Job 1:
Reproduce the passage of the Speluncean Explorers article that opens with the words containing "The decision of the court" and closes with "different circumstances, briefly.".

***** Document extract *****

Legally spelunking: Exploring statutory interpretation through the Speluncean Explorers case

February 1st, 2024
x
Bookmark

Picture source:  Gallo Images/Getty

The usage of the notion of justice has long become a concept or term within the sphere of legal systems. However, it is not that a simple ‘concept’ to be understood, without any proper justifications in the application of the law. Socrates suggested that ‘it is necessary to discover the essence of justice and injustice, and at the same time to clarify what is the source of justice and injustice’ (Ilir Qabrati ‘The Concept of Law and Justice’ (2020) 4 Prizren Social Science Journal 69).

The purpose of this article is to share the views of different judges in the pursuit of justice and of course the relevance of such decisions in our courts. The case is based on the work of Lon L Fuller’s article ‘The Case of the Speluncean Explorers’ (1949) 62 Harvard Law Review 616. It is a fictitious judgment by Professor Lon Fuller that brings into play competing theories and philosophies, positivism and natural law.

The Speluncean Explorer’s Cave case

The five members of the Speluncean Society, being amateurs in cave exploration set out in early May 4299, including one Roger Whetmore. Subsequent to a sudden landslide they found themselves trapped in the cave, with rescue operations becoming difficult due to more landslides. In the meantime, it would be a while before they are rescued and they realised within ten days of starvation, they would all die. Whetmore then decided they would only survive by eating the flesh of one of them and came up with the plan to cast the dice. Unfortunately, for Whetmore, the throw went against him, and he was then killed and eaten by the remaining four explorers.

The decision of the court a quo

The four defendants were indicted for the crime of murder and were convicted and sentenced to be hanged by the Court of General Instances of the County of Stowfield. They subsequently brought a petition of error to the Supreme Court of Newgarth.

The decision of the judges of the Supreme Court of Newgarth, 4300

The court had to determine whether the four defendants were guilty of contravening the statute of Newgarth, which provided that: ‘Whoever shall willfully take the life of another shall be punished by death’ (Marius van Staden ‘The Case of the Speluncean Explorers in the South African Constitutional Court’ (2015) 36 Obiter 1 at 3).

We now traverse the competing centuries-old debate of the rule of law and of course, how different judges interpret statutes in different circumstances, briefly.

The first judgment of Chief Justice Truepenny ‘reflects the positivist school of thought’ (Michael Hurrelbrink ‘The Case of the Speluncean Explorers: Digging since 1949’ (2019) 3 Western Australian Student Law Review 71). In his opinion, ‘the law should be applied literally as it is, not how it was intended to apply’ (Hurrelbrink (op cit)). He agrees that there may be some sympathy towards the defendants, considering the ‘tragic situation’ in which they found themselves. However, he felt compelled to decide the matter from a statutory perspective since the statute makes no provision for an ‘exception’.

***** Input for this task *****

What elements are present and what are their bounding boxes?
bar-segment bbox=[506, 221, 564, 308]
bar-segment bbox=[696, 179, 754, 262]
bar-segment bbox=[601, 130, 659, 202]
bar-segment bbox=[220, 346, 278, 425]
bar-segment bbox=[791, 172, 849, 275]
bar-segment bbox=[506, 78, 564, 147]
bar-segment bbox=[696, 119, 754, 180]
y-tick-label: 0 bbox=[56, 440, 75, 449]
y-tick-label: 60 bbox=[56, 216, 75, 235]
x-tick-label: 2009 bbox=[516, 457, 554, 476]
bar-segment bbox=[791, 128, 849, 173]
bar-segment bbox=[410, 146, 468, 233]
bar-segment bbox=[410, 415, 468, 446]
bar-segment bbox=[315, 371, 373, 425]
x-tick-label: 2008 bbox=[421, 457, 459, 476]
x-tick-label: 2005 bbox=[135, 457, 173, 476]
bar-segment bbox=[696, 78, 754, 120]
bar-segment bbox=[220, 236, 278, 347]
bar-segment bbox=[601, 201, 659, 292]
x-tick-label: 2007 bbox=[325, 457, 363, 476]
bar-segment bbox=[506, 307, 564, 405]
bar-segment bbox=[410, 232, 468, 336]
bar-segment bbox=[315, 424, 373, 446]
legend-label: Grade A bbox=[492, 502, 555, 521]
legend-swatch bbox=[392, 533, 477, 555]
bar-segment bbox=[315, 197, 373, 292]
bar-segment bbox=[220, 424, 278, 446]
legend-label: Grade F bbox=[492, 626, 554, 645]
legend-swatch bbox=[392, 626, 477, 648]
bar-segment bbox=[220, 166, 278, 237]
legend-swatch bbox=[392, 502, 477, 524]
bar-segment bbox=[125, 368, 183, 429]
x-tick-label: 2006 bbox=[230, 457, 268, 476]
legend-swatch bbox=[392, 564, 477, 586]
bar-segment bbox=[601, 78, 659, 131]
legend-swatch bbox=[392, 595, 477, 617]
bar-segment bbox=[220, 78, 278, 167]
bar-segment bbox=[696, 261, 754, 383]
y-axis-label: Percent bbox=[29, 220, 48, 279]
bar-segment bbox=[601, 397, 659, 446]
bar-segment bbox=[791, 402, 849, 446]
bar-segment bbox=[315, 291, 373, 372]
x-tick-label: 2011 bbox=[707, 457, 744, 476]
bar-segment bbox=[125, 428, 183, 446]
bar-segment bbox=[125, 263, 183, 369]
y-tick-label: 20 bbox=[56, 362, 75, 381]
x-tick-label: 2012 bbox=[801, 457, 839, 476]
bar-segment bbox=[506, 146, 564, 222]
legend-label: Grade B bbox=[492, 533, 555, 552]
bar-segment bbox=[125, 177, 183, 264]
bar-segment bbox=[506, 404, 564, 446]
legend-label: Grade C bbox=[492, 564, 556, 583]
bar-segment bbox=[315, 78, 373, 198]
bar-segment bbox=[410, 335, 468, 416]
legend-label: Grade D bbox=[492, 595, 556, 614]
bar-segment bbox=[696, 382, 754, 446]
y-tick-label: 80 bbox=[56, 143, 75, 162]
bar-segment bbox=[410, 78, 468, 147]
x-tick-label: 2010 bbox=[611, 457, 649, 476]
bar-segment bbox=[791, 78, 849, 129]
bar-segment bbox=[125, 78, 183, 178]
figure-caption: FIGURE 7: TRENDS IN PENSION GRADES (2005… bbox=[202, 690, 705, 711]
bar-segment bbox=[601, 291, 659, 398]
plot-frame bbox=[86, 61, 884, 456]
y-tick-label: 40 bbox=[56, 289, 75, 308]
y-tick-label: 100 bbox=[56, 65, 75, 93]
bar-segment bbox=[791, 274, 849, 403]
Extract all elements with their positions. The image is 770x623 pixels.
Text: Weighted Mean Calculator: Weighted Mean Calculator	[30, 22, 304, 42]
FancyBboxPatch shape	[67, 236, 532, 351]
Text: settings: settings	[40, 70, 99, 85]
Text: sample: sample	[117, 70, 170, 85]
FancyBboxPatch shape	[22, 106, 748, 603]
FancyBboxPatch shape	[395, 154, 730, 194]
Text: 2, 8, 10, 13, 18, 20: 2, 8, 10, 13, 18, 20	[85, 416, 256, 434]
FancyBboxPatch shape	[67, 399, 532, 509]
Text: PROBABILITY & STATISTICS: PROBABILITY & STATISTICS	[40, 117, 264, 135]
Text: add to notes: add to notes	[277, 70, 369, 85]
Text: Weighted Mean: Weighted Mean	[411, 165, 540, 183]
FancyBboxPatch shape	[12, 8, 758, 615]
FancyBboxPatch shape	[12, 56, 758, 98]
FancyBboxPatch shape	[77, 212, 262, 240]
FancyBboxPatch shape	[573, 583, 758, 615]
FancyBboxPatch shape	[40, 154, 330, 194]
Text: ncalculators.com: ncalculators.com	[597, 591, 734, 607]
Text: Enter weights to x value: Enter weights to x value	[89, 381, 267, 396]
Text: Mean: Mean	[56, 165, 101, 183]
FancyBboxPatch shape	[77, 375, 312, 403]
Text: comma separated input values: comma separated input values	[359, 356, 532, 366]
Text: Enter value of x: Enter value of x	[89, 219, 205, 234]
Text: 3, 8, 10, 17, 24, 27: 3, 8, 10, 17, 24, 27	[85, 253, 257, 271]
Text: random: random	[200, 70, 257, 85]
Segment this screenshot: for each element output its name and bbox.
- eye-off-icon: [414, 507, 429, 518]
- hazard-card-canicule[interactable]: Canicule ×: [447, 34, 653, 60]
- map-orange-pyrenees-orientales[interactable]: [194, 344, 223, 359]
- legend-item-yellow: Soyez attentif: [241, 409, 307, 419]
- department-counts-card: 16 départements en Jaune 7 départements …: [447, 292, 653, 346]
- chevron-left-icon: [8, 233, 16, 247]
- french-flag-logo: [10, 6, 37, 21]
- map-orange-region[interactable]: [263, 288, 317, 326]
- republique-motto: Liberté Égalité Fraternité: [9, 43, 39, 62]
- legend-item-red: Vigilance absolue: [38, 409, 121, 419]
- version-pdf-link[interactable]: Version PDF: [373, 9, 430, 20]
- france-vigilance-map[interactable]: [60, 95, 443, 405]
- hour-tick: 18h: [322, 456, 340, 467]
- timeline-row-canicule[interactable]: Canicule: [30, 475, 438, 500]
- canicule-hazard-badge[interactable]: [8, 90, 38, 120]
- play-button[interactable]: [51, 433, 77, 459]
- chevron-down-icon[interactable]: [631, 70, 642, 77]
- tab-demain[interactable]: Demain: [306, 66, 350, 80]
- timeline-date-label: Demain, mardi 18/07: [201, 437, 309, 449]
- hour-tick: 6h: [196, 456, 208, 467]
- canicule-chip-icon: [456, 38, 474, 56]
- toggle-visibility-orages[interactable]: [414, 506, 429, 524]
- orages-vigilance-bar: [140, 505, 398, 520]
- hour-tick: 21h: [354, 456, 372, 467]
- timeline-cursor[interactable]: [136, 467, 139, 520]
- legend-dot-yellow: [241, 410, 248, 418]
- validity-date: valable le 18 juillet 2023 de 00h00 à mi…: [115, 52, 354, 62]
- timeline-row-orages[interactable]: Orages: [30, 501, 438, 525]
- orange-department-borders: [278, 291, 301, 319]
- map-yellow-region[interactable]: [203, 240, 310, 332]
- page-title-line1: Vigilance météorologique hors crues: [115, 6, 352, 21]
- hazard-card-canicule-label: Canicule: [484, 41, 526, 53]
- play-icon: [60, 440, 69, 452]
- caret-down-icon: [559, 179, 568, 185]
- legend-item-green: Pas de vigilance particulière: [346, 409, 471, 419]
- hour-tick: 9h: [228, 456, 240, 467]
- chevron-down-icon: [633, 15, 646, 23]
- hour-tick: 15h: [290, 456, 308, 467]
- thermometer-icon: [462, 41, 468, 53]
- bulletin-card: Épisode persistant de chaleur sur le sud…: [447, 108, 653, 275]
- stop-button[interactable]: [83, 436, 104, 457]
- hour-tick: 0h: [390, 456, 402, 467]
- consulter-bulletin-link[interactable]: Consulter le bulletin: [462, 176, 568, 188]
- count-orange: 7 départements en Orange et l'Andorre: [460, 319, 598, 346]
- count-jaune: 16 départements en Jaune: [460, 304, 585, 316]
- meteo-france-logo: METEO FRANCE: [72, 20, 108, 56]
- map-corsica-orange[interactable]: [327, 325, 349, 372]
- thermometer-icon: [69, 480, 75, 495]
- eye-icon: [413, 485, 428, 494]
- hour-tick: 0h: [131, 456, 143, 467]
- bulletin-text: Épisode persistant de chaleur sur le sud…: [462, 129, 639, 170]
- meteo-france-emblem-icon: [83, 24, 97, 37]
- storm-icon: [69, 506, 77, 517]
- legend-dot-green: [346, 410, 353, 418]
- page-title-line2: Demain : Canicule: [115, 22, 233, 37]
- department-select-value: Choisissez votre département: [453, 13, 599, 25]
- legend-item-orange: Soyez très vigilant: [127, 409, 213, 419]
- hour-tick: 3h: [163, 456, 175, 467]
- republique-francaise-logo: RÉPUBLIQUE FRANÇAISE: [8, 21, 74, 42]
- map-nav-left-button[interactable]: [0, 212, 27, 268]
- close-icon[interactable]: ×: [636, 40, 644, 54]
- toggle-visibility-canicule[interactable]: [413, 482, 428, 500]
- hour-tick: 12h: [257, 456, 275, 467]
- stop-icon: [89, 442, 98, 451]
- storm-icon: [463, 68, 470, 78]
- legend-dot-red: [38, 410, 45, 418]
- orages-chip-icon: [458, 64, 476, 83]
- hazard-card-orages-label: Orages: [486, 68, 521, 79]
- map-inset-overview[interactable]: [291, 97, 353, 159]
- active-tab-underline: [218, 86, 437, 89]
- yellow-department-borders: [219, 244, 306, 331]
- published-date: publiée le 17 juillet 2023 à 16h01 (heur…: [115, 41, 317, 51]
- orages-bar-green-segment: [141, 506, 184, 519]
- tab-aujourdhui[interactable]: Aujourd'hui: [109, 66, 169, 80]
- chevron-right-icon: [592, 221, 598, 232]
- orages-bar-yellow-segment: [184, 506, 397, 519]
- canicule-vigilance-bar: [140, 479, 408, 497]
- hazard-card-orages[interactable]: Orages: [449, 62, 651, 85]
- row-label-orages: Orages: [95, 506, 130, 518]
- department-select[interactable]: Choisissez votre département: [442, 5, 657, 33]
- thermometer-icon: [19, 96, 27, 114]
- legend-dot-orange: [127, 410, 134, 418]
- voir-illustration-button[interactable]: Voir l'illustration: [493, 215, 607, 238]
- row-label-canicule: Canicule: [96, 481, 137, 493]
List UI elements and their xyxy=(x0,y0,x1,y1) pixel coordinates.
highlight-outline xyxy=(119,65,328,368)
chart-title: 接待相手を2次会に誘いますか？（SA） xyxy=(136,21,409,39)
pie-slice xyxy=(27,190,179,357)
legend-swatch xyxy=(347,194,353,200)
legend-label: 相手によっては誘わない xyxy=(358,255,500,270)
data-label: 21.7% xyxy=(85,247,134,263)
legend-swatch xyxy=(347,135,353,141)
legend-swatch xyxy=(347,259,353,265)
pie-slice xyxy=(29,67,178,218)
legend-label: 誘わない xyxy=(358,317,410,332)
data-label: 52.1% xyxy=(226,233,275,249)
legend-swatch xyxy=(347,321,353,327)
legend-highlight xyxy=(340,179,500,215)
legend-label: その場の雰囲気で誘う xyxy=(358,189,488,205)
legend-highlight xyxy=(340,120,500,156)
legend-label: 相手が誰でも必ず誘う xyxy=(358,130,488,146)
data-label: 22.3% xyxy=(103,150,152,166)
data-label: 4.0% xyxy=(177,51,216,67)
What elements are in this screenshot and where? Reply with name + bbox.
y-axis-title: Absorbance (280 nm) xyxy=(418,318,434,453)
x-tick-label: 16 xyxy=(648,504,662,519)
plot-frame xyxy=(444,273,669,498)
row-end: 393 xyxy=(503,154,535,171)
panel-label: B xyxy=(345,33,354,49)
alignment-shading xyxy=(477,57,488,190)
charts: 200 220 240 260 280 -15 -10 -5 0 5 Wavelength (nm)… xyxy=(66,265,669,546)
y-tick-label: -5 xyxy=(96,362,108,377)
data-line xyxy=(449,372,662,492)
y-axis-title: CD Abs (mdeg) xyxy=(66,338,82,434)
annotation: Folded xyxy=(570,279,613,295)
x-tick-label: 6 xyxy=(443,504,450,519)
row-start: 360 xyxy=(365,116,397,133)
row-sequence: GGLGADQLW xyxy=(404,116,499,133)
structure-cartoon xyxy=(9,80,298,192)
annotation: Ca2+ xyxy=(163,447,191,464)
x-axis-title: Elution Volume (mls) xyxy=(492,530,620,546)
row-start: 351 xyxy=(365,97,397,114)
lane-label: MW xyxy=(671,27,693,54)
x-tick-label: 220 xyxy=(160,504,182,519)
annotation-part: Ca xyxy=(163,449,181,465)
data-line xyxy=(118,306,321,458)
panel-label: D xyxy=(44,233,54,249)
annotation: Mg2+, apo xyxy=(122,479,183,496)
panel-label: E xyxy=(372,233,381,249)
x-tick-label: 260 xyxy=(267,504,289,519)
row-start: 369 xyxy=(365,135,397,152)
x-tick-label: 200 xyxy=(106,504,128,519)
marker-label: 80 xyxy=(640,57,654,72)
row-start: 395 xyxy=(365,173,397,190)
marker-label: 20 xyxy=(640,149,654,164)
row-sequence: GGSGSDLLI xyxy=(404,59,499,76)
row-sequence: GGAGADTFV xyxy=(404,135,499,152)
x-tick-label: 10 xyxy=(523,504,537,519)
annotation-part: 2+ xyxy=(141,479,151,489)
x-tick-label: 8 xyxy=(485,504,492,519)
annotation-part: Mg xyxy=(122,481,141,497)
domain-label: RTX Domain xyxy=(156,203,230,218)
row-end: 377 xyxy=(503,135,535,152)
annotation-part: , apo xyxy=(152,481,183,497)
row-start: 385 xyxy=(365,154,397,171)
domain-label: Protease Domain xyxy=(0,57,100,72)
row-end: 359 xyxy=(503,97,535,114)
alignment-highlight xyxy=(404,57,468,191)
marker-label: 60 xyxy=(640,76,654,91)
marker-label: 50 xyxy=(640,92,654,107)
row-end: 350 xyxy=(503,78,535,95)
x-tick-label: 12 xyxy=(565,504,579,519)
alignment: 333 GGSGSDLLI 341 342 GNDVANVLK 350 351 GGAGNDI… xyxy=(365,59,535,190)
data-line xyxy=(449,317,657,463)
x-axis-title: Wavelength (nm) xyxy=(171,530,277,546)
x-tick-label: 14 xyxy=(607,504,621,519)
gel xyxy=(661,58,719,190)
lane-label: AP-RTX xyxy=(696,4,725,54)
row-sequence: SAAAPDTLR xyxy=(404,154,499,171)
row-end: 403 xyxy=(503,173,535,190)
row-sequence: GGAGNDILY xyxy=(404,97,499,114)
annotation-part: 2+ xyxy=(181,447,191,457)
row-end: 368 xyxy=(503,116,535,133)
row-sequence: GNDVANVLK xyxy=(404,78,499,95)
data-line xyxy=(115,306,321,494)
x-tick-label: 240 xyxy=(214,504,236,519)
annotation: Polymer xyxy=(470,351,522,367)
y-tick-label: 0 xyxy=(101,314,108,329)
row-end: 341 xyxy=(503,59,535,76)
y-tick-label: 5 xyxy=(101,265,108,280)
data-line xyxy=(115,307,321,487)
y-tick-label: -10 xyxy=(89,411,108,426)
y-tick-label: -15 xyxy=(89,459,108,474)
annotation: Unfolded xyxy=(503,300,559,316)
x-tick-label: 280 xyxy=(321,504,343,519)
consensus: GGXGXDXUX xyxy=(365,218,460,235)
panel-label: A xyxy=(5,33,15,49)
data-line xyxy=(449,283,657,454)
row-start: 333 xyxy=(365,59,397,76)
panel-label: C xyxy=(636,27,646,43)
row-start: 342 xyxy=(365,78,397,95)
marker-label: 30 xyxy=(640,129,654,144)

*****

Job 2:
In the records, take the part that opens with the first line and closes with the line containing "bar-segment bbox=[125, 177, 183, 264]", and write it out again with "Percent" changed to "Share" and nothing else altered. Return only those lines.

Full response 1:
The decision of the court a quo

The four defendants were indicted for the crime of murder and were convicted and sentenced to be hanged by the Court of General Instances of the County of Stowfield. They subsequently brought a petition of error to the Supreme Court of Newgarth.

The decision of the judges of the Supreme Court of Newgarth, 4300

The court had to determine whether the four defendants were guilty of contravening the statute of Newgarth, which provided that: ‘Whoever shall willfully take the life of another shall be punished by death’ (Marius van Staden ‘The Case of the Speluncean Explorers in the South African Constitutional Court’ (2015) 36 Obiter 1 at 3).

We now traverse the competing centuries-old debate of the rule of law and of course, how different judges interpret statutes in different circumstances, briefly.

Full response 2:
What elements are present and what are their bounding boxes?
bar-segment bbox=[506, 221, 564, 308]
bar-segment bbox=[696, 179, 754, 262]
bar-segment bbox=[601, 130, 659, 202]
bar-segment bbox=[220, 346, 278, 425]
bar-segment bbox=[791, 172, 849, 275]
bar-segment bbox=[506, 78, 564, 147]
bar-segment bbox=[696, 119, 754, 180]
y-tick-label: 0 bbox=[56, 440, 75, 449]
y-tick-label: 60 bbox=[56, 216, 75, 235]
x-tick-label: 2009 bbox=[516, 457, 554, 476]
bar-segment bbox=[791, 128, 849, 173]
bar-segment bbox=[410, 146, 468, 233]
bar-segment bbox=[410, 415, 468, 446]
bar-segment bbox=[315, 371, 373, 425]
x-tick-label: 2008 bbox=[421, 457, 459, 476]
x-tick-label: 2005 bbox=[135, 457, 173, 476]
bar-segment bbox=[696, 78, 754, 120]
bar-segment bbox=[220, 236, 278, 347]
bar-segment bbox=[601, 201, 659, 292]
x-tick-label: 2007 bbox=[325, 457, 363, 476]
bar-segment bbox=[506, 307, 564, 405]
bar-segment bbox=[410, 232, 468, 336]
bar-segment bbox=[315, 424, 373, 446]
legend-label: Grade A bbox=[492, 502, 555, 521]
legend-swatch bbox=[392, 533, 477, 555]
bar-segment bbox=[315, 197, 373, 292]
bar-segment bbox=[220, 424, 278, 446]
legend-label: Grade F bbox=[492, 626, 554, 645]
legend-swatch bbox=[392, 626, 477, 648]
bar-segment bbox=[220, 166, 278, 237]
legend-swatch bbox=[392, 502, 477, 524]
bar-segment bbox=[125, 368, 183, 429]
x-tick-label: 2006 bbox=[230, 457, 268, 476]
legend-swatch bbox=[392, 564, 477, 586]
bar-segment bbox=[601, 78, 659, 131]
legend-swatch bbox=[392, 595, 477, 617]
bar-segment bbox=[220, 78, 278, 167]
bar-segment bbox=[696, 261, 754, 383]
y-axis-label: Share bbox=[29, 220, 48, 279]
bar-segment bbox=[601, 397, 659, 446]
bar-segment bbox=[791, 402, 849, 446]
bar-segment bbox=[315, 291, 373, 372]
x-tick-label: 2011 bbox=[707, 457, 744, 476]
bar-segment bbox=[125, 428, 183, 446]
bar-segment bbox=[125, 263, 183, 369]
y-tick-label: 20 bbox=[56, 362, 75, 381]
x-tick-label: 2012 bbox=[801, 457, 839, 476]
bar-segment bbox=[506, 146, 564, 222]
legend-label: Grade B bbox=[492, 533, 555, 552]
bar-segment bbox=[125, 177, 183, 264]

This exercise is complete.